__WHAT NEEDS TO BE DONE__. Copy the listing verbatim, excluding any images found in it.

======== INPUT MATERIAL

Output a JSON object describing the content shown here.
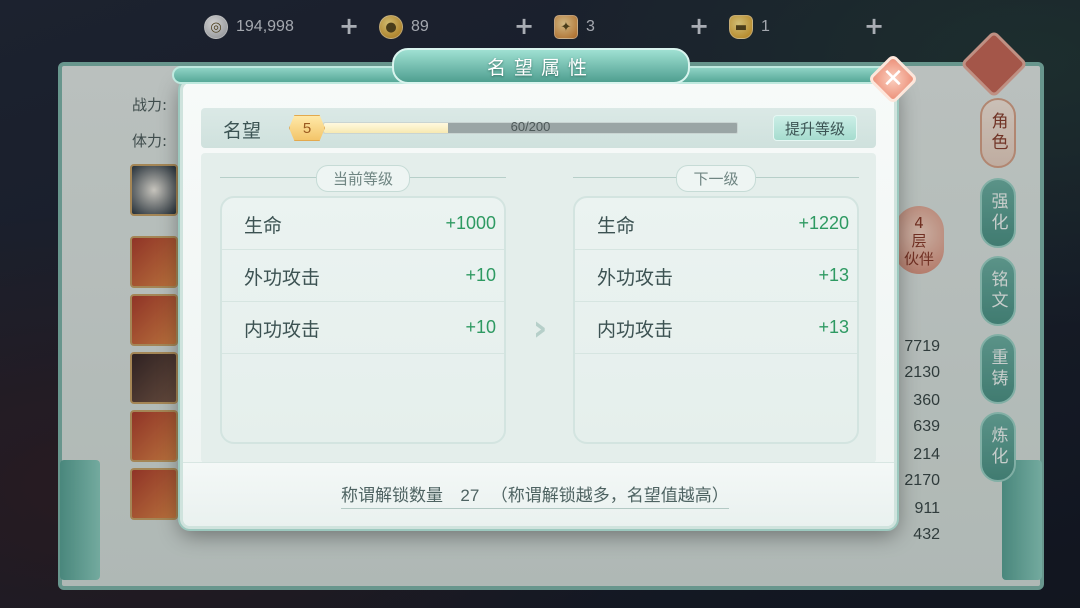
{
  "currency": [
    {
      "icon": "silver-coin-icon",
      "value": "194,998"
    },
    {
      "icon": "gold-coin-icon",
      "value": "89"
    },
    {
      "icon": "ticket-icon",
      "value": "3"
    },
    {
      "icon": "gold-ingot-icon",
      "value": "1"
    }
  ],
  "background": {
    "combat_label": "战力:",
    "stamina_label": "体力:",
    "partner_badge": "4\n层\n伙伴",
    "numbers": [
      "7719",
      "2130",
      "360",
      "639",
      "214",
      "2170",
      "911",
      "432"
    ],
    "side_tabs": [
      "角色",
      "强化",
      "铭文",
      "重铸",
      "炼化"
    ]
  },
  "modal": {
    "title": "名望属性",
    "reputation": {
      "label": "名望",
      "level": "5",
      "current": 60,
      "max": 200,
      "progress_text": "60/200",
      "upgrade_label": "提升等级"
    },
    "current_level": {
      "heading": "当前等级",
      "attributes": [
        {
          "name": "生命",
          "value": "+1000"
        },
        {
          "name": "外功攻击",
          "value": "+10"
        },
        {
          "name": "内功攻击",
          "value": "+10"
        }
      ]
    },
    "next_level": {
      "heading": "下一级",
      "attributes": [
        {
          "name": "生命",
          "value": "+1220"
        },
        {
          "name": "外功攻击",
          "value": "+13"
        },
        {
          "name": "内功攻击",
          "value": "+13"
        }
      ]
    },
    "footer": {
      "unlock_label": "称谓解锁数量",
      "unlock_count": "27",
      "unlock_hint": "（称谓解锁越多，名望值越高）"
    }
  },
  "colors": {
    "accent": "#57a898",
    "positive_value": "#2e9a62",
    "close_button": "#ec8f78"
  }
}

================

__REPLY__.
Output a JSON object describing the content shown here.
{
  "currency": [
    {
      "icon": "silver-coin-icon",
      "value": "194,998"
    },
    {
      "icon": "gold-coin-icon",
      "value": "89"
    },
    {
      "icon": "ticket-icon",
      "value": "3"
    },
    {
      "icon": "gold-ingot-icon",
      "value": "1"
    }
  ],
  "background": {
    "combat_label": "战力:",
    "stamina_label": "体力:",
    "partner_badge": "4\n层\n伙伴",
    "numbers": [
      "7719",
      "2130",
      "360",
      "639",
      "214",
      "2170",
      "911",
      "432"
    ],
    "side_tabs": [
      "角色",
      "强化",
      "铭文",
      "重铸",
      "炼化"
    ]
  },
  "modal": {
    "title": "名望属性",
    "reputation": {
      "label": "名望",
      "level": "5",
      "current": 60,
      "max": 200,
      "progress_text": "60/200",
      "upgrade_label": "提升等级"
    },
    "current_level": {
      "heading": "当前等级",
      "attributes": [
        {
          "name": "生命",
          "value": "+1000"
        },
        {
          "name": "外功攻击",
          "value": "+10"
        },
        {
          "name": "内功攻击",
          "value": "+10"
        }
      ]
    },
    "next_level": {
      "heading": "下一级",
      "attributes": [
        {
          "name": "生命",
          "value": "+1220"
        },
        {
          "name": "外功攻击",
          "value": "+13"
        },
        {
          "name": "内功攻击",
          "value": "+13"
        }
      ]
    },
    "footer": {
      "unlock_label": "称谓解锁数量",
      "unlock_count": "27",
      "unlock_hint": "（称谓解锁越多，名望值越高）"
    }
  },
  "colors": {
    "accent": "#57a898",
    "positive_value": "#2e9a62",
    "close_button": "#ec8f78"
  }
}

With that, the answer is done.